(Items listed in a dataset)
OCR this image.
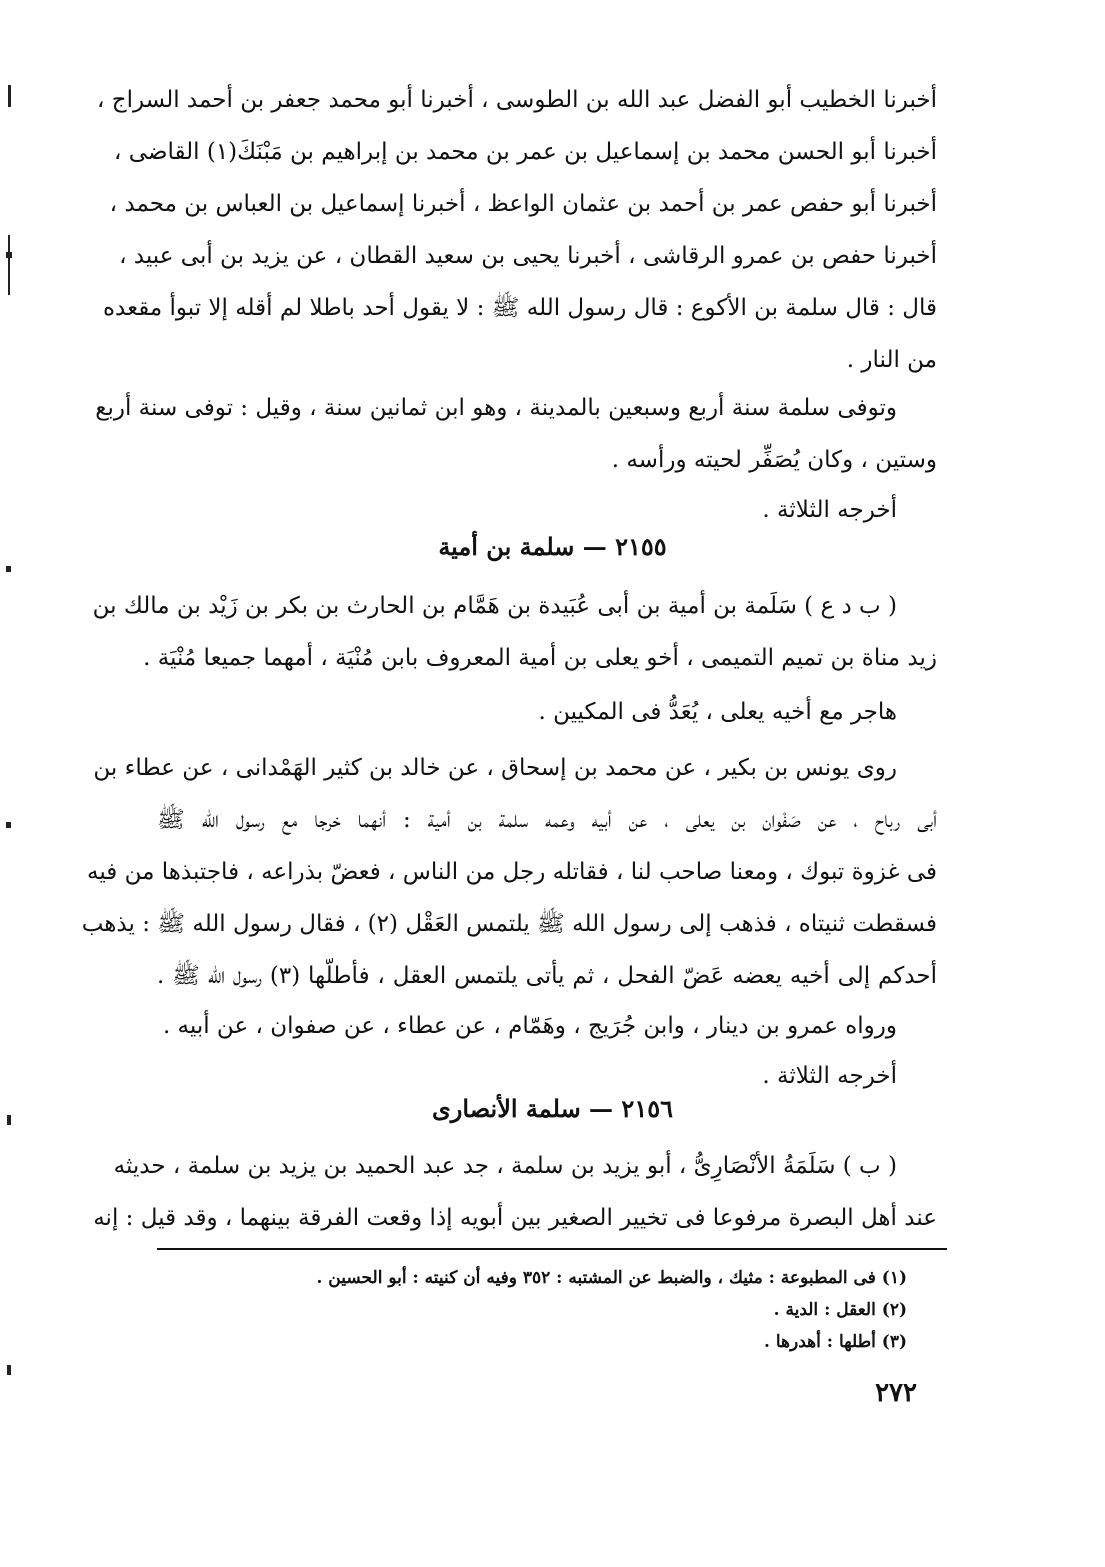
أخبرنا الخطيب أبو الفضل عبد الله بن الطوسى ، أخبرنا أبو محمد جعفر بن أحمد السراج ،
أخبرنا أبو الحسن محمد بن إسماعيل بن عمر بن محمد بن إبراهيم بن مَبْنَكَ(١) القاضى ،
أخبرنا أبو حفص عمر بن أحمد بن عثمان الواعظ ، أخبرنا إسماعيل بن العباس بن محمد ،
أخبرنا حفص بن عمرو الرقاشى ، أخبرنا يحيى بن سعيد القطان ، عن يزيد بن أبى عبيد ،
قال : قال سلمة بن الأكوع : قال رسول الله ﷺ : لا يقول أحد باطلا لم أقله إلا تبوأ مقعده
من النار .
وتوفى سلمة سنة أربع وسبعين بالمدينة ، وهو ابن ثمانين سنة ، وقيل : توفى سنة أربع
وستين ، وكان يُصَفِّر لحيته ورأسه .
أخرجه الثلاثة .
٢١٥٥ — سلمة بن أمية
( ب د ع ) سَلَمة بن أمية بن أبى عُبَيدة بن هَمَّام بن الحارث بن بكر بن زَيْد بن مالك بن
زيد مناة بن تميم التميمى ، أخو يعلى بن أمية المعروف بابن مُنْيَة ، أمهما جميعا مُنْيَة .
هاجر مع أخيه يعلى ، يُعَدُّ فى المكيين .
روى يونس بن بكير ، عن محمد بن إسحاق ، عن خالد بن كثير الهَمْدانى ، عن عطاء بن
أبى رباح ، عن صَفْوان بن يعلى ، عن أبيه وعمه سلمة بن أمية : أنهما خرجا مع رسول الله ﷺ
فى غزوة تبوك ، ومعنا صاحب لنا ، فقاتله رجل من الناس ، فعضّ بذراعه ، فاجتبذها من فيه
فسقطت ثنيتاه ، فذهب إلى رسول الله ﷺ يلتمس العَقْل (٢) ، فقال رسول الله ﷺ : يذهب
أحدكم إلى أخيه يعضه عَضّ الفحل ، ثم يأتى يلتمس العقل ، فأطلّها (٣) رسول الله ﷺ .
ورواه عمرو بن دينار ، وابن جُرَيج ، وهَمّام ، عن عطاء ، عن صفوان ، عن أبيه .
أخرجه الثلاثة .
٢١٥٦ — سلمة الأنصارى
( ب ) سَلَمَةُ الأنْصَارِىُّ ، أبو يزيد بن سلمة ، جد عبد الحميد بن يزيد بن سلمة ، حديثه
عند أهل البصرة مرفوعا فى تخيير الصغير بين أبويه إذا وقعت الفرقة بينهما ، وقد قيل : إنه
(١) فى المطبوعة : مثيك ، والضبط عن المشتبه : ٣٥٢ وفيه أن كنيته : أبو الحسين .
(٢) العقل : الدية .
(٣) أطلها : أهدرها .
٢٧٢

Exercise objective »
Copy the material above in full and exactly, skipping pictures.

Finished task »
OCR this image.
أخبرنا الخطيب أبو الفضل عبد الله بن الطوسى ، أخبرنا أبو محمد جعفر بن أحمد السراج ،
أخبرنا أبو الحسن محمد بن إسماعيل بن عمر بن محمد بن إبراهيم بن مَبْنَكَ(١) القاضى ،
أخبرنا أبو حفص عمر بن أحمد بن عثمان الواعظ ، أخبرنا إسماعيل بن العباس بن محمد ،
أخبرنا حفص بن عمرو الرقاشى ، أخبرنا يحيى بن سعيد القطان ، عن يزيد بن أبى عبيد ،
قال : قال سلمة بن الأكوع : قال رسول الله ﷺ : لا يقول أحد باطلا لم أقله إلا تبوأ مقعده
من النار .
وتوفى سلمة سنة أربع وسبعين بالمدينة ، وهو ابن ثمانين سنة ، وقيل : توفى سنة أربع
وستين ، وكان يُصَفِّر لحيته ورأسه .
أخرجه الثلاثة .
٢١٥٥ — سلمة بن أمية
( ب د ع ) سَلَمة بن أمية بن أبى عُبَيدة بن هَمَّام بن الحارث بن بكر بن زَيْد بن مالك بن
زيد مناة بن تميم التميمى ، أخو يعلى بن أمية المعروف بابن مُنْيَة ، أمهما جميعا مُنْيَة .
هاجر مع أخيه يعلى ، يُعَدُّ فى المكيين .
روى يونس بن بكير ، عن محمد بن إسحاق ، عن خالد بن كثير الهَمْدانى ، عن عطاء بن
أبى رباح ، عن صَفْوان بن يعلى ، عن أبيه وعمه سلمة بن أمية : أنهما خرجا مع رسول الله ﷺ
فى غزوة تبوك ، ومعنا صاحب لنا ، فقاتله رجل من الناس ، فعضّ بذراعه ، فاجتبذها من فيه
فسقطت ثنيتاه ، فذهب إلى رسول الله ﷺ يلتمس العَقْل (٢) ، فقال رسول الله ﷺ : يذهب
أحدكم إلى أخيه يعضه عَضّ الفحل ، ثم يأتى يلتمس العقل ، فأطلّها (٣) رسول الله ﷺ .
ورواه عمرو بن دينار ، وابن جُرَيج ، وهَمّام ، عن عطاء ، عن صفوان ، عن أبيه .
أخرجه الثلاثة .
٢١٥٦ — سلمة الأنصارى
( ب ) سَلَمَةُ الأنْصَارِىُّ ، أبو يزيد بن سلمة ، جد عبد الحميد بن يزيد بن سلمة ، حديثه
عند أهل البصرة مرفوعا فى تخيير الصغير بين أبويه إذا وقعت الفرقة بينهما ، وقد قيل : إنه
(١) فى المطبوعة : مثيك ، والضبط عن المشتبه : ٣٥٢ وفيه أن كنيته : أبو الحسين .
(٢) العقل : الدية .
(٣) أطلها : أهدرها .
٢٧٢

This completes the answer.